● **Task instructions**:
Give every entry again, word for word.

═════ Record list ═════

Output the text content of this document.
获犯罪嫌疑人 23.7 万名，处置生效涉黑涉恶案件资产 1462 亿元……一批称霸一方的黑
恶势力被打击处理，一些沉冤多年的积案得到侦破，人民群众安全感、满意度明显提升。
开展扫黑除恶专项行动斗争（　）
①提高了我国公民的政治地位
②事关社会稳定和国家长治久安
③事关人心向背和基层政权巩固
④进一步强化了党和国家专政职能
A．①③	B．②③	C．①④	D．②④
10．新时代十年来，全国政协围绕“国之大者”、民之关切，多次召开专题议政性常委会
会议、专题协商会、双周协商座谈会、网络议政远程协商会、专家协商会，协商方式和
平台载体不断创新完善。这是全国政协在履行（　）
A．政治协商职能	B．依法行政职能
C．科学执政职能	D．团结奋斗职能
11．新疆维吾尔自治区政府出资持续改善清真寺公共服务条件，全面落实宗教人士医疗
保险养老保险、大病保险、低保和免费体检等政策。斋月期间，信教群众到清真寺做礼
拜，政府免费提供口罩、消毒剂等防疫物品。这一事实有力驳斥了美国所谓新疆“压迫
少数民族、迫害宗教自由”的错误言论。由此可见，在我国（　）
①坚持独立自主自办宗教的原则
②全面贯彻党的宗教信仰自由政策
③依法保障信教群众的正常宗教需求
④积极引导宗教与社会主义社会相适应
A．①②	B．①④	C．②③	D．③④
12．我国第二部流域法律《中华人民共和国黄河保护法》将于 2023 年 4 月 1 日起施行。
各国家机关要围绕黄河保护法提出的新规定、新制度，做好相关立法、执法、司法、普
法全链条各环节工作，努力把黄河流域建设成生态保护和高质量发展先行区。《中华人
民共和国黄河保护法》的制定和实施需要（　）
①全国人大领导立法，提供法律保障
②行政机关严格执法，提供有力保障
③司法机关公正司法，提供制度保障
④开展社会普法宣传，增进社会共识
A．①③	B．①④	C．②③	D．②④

═════

● **Output**:
Output the text content of this document.
获犯罪嫌疑人 23.7 万名，处置生效涉黑涉恶案件资产 1462 亿元……一批称霸一方的黑
恶势力被打击处理，一些沉冤多年的积案得到侦破，人民群众安全感、满意度明显提升。
开展扫黑除恶专项行动斗争（　）
①提高了我国公民的政治地位
②事关社会稳定和国家长治久安
③事关人心向背和基层政权巩固
④进一步强化了党和国家专政职能
A．①③	B．②③	C．①④	D．②④
10．新时代十年来，全国政协围绕“国之大者”、民之关切，多次召开专题议政性常委会
会议、专题协商会、双周协商座谈会、网络议政远程协商会、专家协商会，协商方式和
平台载体不断创新完善。这是全国政协在履行（　）
A．政治协商职能	B．依法行政职能
C．科学执政职能	D．团结奋斗职能
11．新疆维吾尔自治区政府出资持续改善清真寺公共服务条件，全面落实宗教人士医疗
保险养老保险、大病保险、低保和免费体检等政策。斋月期间，信教群众到清真寺做礼
拜，政府免费提供口罩、消毒剂等防疫物品。这一事实有力驳斥了美国所谓新疆“压迫
少数民族、迫害宗教自由”的错误言论。由此可见，在我国（　）
①坚持独立自主自办宗教的原则
②全面贯彻党的宗教信仰自由政策
③依法保障信教群众的正常宗教需求
④积极引导宗教与社会主义社会相适应
A．①②	B．①④	C．②③	D．③④
12．我国第二部流域法律《中华人民共和国黄河保护法》将于 2023 年 4 月 1 日起施行。
各国家机关要围绕黄河保护法提出的新规定、新制度，做好相关立法、执法、司法、普
法全链条各环节工作，努力把黄河流域建设成生态保护和高质量发展先行区。《中华人
民共和国黄河保护法》的制定和实施需要（　）
①全国人大领导立法，提供法律保障
②行政机关严格执法，提供有力保障
③司法机关公正司法，提供制度保障
④开展社会普法宣传，增进社会共识
A．①③	B．①④	C．②③	D．②④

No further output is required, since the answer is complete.